Return each line of the records holding the string "this".

________

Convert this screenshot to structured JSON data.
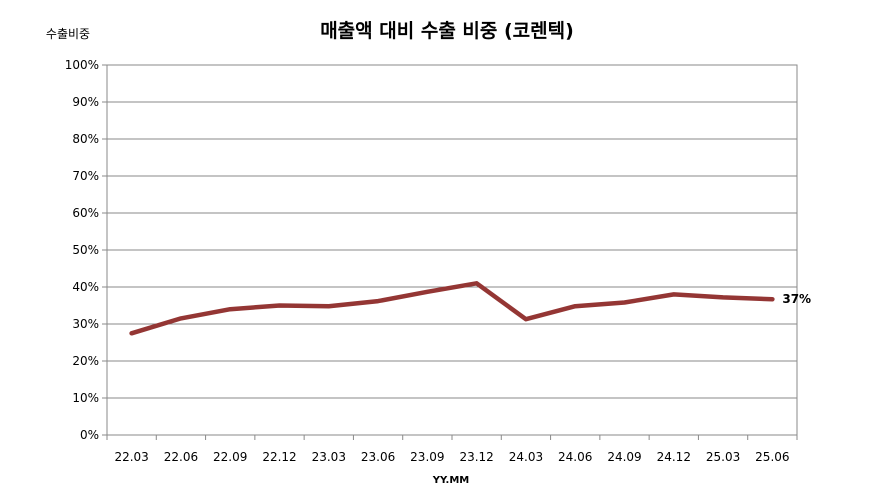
{
  "chart_data": {
    "type": "line",
    "title": "매출액 대비 수출 비중 (코렌텍)",
    "ylabel": "수출비중",
    "xlabel": "YY.MM",
    "ylim": [
      0,
      100
    ],
    "y_ticks": [
      "0%",
      "10%",
      "20%",
      "30%",
      "40%",
      "50%",
      "60%",
      "70%",
      "80%",
      "90%",
      "100%"
    ],
    "categories": [
      "22.03",
      "22.06",
      "22.09",
      "22.12",
      "23.03",
      "23.06",
      "23.09",
      "23.12",
      "24.03",
      "24.06",
      "24.09",
      "24.12",
      "25.03",
      "25.06"
    ],
    "series": [
      {
        "values": [
          27.5,
          31.5,
          34.0,
          35.0,
          34.8,
          36.2,
          38.7,
          41.0,
          31.3,
          34.8,
          35.8,
          38.0,
          37.2,
          36.7
        ],
        "color": "#943634"
      }
    ],
    "last_point_label": "37%",
    "grid": true,
    "legend": "none"
  }
}
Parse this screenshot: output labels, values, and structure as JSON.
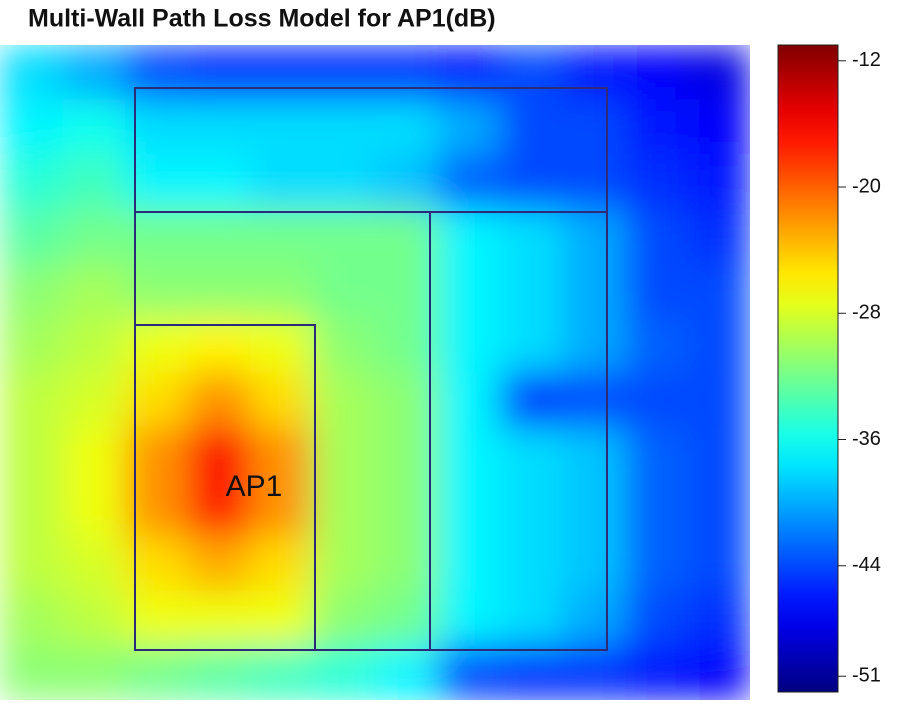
{
  "chart_data": {
    "type": "heatmap",
    "title": "Multi-Wall Path Loss Model for AP1(dB)",
    "annotation": "AP1",
    "colormap": "jet",
    "clim": [
      -11,
      -52
    ],
    "cticks": [
      -12,
      -20,
      -28,
      -36,
      -44,
      -51
    ],
    "z": [
      [
        -38,
        -40,
        -44,
        -45,
        -45,
        -45,
        -45,
        -46,
        -44,
        -46,
        -47,
        -48
      ],
      [
        -37,
        -36,
        -38,
        -38,
        -38,
        -38,
        -38,
        -40,
        -44,
        -44,
        -46,
        -47
      ],
      [
        -35,
        -34,
        -37,
        -37,
        -38,
        -38,
        -39,
        -43,
        -44,
        -44,
        -45,
        -46
      ],
      [
        -33,
        -32,
        -32,
        -32,
        -32,
        -32,
        -32,
        -37,
        -38,
        -40,
        -44,
        -45
      ],
      [
        -31,
        -30,
        -31,
        -31,
        -31,
        -32,
        -32,
        -37,
        -38,
        -40,
        -44,
        -44
      ],
      [
        -30,
        -29,
        -27,
        -26,
        -27,
        -31,
        -32,
        -37,
        -38,
        -40,
        -43,
        -44
      ],
      [
        -29,
        -28,
        -25,
        -22,
        -25,
        -30,
        -31,
        -37,
        -45,
        -44,
        -44,
        -44
      ],
      [
        -29,
        -27,
        -22,
        -16,
        -22,
        -30,
        -31,
        -37,
        -38,
        -39,
        -43,
        -44
      ],
      [
        -29,
        -27,
        -22,
        -17,
        -22,
        -30,
        -31,
        -37,
        -38,
        -39,
        -43,
        -44
      ],
      [
        -29,
        -28,
        -25,
        -23,
        -25,
        -30,
        -31,
        -37,
        -38,
        -39,
        -43,
        -44
      ],
      [
        -30,
        -29,
        -27,
        -27,
        -27,
        -31,
        -32,
        -37,
        -38,
        -40,
        -44,
        -45
      ],
      [
        -31,
        -31,
        -32,
        -33,
        -34,
        -35,
        -37,
        -44,
        -45,
        -45,
        -46,
        -47
      ]
    ]
  }
}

________

● FULL ANSWER:
Convert this screenshot to structured JSON data.
Parse this screenshot: output labels, values, and structure as JSON.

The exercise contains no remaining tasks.